→ **Task to carry out**:
Tally the lines containing "transit" and report the number alone.

☆ ☆ ☆ ☆

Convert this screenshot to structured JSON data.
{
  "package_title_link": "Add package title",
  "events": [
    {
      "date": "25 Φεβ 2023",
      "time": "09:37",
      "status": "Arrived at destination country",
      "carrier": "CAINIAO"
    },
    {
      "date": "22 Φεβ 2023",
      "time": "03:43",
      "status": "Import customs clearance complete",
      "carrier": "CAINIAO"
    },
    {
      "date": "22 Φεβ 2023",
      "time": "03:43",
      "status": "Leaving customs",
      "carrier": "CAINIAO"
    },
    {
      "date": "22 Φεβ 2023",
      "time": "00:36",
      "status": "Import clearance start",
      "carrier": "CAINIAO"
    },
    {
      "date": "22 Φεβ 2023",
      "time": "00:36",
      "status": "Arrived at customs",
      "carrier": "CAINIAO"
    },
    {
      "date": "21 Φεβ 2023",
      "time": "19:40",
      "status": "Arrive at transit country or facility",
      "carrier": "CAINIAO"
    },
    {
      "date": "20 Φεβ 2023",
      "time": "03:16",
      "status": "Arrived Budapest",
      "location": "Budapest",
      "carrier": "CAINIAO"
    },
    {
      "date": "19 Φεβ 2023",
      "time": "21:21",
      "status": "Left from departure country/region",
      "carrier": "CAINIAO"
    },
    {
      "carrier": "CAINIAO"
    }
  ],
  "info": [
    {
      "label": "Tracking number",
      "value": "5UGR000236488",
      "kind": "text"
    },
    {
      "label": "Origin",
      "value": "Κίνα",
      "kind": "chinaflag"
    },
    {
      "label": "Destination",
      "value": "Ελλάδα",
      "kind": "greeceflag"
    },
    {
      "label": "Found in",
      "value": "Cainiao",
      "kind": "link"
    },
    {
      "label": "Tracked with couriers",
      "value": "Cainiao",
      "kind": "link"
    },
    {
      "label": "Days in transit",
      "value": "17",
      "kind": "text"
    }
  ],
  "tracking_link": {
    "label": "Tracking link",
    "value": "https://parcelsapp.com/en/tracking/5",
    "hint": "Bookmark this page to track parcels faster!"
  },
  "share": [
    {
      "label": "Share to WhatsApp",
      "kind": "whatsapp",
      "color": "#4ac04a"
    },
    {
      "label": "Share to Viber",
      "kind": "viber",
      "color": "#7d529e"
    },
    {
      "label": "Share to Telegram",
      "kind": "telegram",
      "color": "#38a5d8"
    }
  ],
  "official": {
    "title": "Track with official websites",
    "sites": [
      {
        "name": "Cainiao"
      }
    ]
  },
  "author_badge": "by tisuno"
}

☆ ☆ ☆ ☆

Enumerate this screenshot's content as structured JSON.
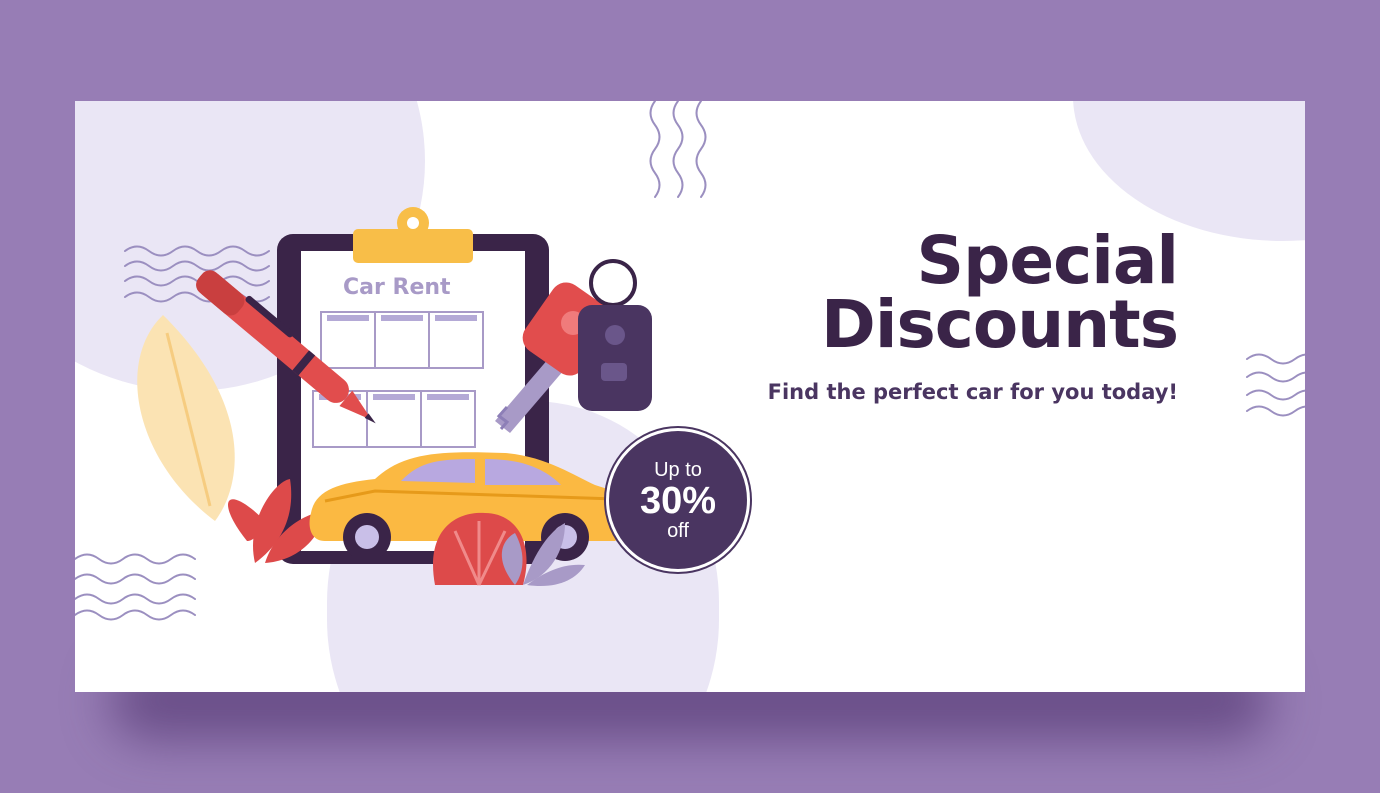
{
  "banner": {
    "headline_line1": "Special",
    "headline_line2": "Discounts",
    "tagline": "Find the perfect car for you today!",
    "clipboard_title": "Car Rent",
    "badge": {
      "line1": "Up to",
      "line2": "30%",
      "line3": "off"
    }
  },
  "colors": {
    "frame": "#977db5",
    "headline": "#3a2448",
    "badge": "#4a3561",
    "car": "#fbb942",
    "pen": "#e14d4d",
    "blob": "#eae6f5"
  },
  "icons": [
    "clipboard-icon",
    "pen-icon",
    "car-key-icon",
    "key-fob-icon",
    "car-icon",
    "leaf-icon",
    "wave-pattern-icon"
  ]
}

☆ ☆ ☆ ☆

→ **The result**:
2